◆ STORED RECORDS:

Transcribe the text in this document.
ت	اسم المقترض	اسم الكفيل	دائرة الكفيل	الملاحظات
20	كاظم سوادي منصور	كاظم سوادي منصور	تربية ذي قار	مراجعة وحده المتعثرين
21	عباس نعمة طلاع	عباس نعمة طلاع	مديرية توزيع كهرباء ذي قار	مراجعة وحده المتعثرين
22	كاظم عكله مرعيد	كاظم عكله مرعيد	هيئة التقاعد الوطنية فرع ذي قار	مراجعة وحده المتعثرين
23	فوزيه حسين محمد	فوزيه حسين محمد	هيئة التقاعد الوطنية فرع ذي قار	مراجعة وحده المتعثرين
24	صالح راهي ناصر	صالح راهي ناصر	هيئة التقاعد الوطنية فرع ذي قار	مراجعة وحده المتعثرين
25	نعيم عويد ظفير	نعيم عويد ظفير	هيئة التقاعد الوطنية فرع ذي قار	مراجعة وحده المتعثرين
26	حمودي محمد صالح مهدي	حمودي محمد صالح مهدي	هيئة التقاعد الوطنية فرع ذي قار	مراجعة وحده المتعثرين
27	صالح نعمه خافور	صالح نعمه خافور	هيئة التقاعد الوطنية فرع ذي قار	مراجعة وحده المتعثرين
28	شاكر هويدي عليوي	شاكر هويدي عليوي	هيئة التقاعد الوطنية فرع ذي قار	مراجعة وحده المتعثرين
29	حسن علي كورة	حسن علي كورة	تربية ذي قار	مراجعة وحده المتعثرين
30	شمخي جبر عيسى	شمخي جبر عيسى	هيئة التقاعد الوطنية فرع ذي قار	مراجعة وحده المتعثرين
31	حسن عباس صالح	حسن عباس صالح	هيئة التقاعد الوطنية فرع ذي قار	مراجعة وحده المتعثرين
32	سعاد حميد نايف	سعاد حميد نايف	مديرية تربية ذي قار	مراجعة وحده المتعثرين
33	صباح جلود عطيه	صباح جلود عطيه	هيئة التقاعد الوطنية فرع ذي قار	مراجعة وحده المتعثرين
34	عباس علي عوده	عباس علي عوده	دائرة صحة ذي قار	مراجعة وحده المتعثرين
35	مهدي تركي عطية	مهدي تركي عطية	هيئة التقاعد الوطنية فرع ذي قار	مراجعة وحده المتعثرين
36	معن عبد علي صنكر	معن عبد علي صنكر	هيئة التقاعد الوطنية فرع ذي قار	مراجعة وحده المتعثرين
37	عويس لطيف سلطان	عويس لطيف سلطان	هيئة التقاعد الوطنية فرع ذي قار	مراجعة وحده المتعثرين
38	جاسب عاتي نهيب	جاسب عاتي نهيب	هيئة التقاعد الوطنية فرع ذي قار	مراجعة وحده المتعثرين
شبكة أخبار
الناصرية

◆ WORK REQUIRED: Please set down each line of the records exactly as given.

◆ SOLUTION TO THE PROBLEM:
Transcribe the text in this document.
ت	اسم المقترض	اسم الكفيل	دائرة الكفيل	الملاحظات
20	كاظم سوادي منصور	كاظم سوادي منصور	تربية ذي قار	مراجعة وحده المتعثرين
21	عباس نعمة طلاع	عباس نعمة طلاع	مديرية توزيع كهرباء ذي قار	مراجعة وحده المتعثرين
22	كاظم عكله مرعيد	كاظم عكله مرعيد	هيئة التقاعد الوطنية فرع ذي قار	مراجعة وحده المتعثرين
23	فوزيه حسين محمد	فوزيه حسين محمد	هيئة التقاعد الوطنية فرع ذي قار	مراجعة وحده المتعثرين
24	صالح راهي ناصر	صالح راهي ناصر	هيئة التقاعد الوطنية فرع ذي قار	مراجعة وحده المتعثرين
25	نعيم عويد ظفير	نعيم عويد ظفير	هيئة التقاعد الوطنية فرع ذي قار	مراجعة وحده المتعثرين
26	حمودي محمد صالح مهدي	حمودي محمد صالح مهدي	هيئة التقاعد الوطنية فرع ذي قار	مراجعة وحده المتعثرين
27	صالح نعمه خافور	صالح نعمه خافور	هيئة التقاعد الوطنية فرع ذي قار	مراجعة وحده المتعثرين
28	شاكر هويدي عليوي	شاكر هويدي عليوي	هيئة التقاعد الوطنية فرع ذي قار	مراجعة وحده المتعثرين
29	حسن علي كورة	حسن علي كورة	تربية ذي قار	مراجعة وحده المتعثرين
30	شمخي جبر عيسى	شمخي جبر عيسى	هيئة التقاعد الوطنية فرع ذي قار	مراجعة وحده المتعثرين
31	حسن عباس صالح	حسن عباس صالح	هيئة التقاعد الوطنية فرع ذي قار	مراجعة وحده المتعثرين
32	سعاد حميد نايف	سعاد حميد نايف	مديرية تربية ذي قار	مراجعة وحده المتعثرين
33	صباح جلود عطيه	صباح جلود عطيه	هيئة التقاعد الوطنية فرع ذي قار	مراجعة وحده المتعثرين
34	عباس علي عوده	عباس علي عوده	دائرة صحة ذي قار	مراجعة وحده المتعثرين
35	مهدي تركي عطية	مهدي تركي عطية	هيئة التقاعد الوطنية فرع ذي قار	مراجعة وحده المتعثرين
36	معن عبد علي صنكر	معن عبد علي صنكر	هيئة التقاعد الوطنية فرع ذي قار	مراجعة وحده المتعثرين
37	عويس لطيف سلطان	عويس لطيف سلطان	هيئة التقاعد الوطنية فرع ذي قار	مراجعة وحده المتعثرين
38	جاسب عاتي نهيب	جاسب عاتي نهيب	هيئة التقاعد الوطنية فرع ذي قار	مراجعة وحده المتعثرين
شبكة أخبار
الناصرية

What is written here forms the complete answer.